— Exercise details —
In the entries below, find every line holding the string "الداب" and collect it.

Extracted data entries:
┄┄┄┄┄┄┄┄┄┄┄┄┄┄┄┄┄┄┄┄

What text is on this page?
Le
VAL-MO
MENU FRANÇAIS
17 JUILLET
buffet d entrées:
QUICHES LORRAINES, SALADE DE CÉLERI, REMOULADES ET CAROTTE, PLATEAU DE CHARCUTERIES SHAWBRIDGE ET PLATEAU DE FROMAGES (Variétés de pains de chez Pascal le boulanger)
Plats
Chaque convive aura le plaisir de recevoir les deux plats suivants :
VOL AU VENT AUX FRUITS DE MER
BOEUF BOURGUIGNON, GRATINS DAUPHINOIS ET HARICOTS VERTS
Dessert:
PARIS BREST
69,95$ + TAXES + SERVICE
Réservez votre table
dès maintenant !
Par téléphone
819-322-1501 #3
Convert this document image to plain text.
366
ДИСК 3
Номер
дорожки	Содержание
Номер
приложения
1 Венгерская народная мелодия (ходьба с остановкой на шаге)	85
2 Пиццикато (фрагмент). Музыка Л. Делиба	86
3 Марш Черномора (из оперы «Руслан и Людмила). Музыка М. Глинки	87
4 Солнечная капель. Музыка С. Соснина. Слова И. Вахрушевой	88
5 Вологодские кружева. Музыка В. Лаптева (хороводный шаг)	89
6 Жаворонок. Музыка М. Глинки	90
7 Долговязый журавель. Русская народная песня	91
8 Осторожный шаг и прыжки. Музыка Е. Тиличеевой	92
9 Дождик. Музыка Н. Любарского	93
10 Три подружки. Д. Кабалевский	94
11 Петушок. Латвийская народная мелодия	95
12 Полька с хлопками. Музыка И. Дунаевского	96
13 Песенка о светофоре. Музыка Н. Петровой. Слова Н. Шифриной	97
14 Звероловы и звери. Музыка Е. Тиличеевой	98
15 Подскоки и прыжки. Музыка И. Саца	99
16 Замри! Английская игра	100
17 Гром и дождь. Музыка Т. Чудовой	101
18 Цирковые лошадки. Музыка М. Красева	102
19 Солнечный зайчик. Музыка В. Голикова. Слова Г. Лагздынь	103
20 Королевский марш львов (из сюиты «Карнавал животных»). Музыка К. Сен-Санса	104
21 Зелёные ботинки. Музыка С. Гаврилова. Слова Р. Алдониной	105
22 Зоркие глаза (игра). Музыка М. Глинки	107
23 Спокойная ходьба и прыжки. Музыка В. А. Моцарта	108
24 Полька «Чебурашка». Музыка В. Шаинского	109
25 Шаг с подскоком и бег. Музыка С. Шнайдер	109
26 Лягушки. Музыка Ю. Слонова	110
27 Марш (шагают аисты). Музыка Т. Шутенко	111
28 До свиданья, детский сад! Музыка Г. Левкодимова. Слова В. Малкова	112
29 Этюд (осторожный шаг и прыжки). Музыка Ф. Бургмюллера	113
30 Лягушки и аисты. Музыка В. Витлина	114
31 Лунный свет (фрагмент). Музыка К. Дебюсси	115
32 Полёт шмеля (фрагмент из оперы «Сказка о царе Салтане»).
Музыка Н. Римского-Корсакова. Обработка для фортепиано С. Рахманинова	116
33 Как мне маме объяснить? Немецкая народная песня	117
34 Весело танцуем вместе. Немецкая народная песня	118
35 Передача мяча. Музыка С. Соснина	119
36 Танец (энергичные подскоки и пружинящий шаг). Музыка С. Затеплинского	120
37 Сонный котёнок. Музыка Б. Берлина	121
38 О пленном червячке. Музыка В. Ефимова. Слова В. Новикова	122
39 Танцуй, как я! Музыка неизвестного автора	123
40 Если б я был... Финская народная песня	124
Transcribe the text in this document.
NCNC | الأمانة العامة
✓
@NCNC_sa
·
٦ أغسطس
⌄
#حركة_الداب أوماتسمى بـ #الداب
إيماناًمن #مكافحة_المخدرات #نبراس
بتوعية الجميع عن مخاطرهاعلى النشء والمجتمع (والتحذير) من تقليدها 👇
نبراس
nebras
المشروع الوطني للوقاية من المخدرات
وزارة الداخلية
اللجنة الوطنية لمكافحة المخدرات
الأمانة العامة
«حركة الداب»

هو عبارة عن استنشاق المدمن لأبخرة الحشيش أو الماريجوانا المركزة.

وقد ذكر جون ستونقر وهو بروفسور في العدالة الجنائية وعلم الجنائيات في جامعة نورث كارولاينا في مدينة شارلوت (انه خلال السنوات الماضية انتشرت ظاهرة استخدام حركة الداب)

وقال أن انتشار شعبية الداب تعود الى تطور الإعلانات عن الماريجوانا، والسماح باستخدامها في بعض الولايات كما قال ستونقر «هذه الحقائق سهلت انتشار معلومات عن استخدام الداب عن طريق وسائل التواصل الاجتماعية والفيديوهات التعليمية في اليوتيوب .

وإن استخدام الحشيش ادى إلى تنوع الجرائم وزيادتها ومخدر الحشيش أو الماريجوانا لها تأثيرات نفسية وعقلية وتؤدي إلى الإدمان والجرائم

┄┄┄┄┄┄┄┄┄┄┄┄┄┄┄┄┄┄┄┄

— Solved exercise —
#حركة_الداب أوماتسمى بـ #الداب
«حركة الداب»
وقد ذكر جون ستونقر وهو بروفسور في العدالة الجنائية وعلم الجنائيات في جامعة نورث كارولاينا في مدينة شارلوت (انه خلال السنوات الماضية انتشرت ظاهرة استخدام حركة الداب)
وقال أن انتشار شعبية الداب تعود الى تطور الإعلانات عن الماريجوانا، والسماح باستخدامها في بعض الولايات كما قال ستونقر «هذه الحقائق سهلت انتشار معلومات عن استخدام الداب عن طريق وسائل التواصل الاجتماعية والفيديوهات التعليمية في اليوتيوب .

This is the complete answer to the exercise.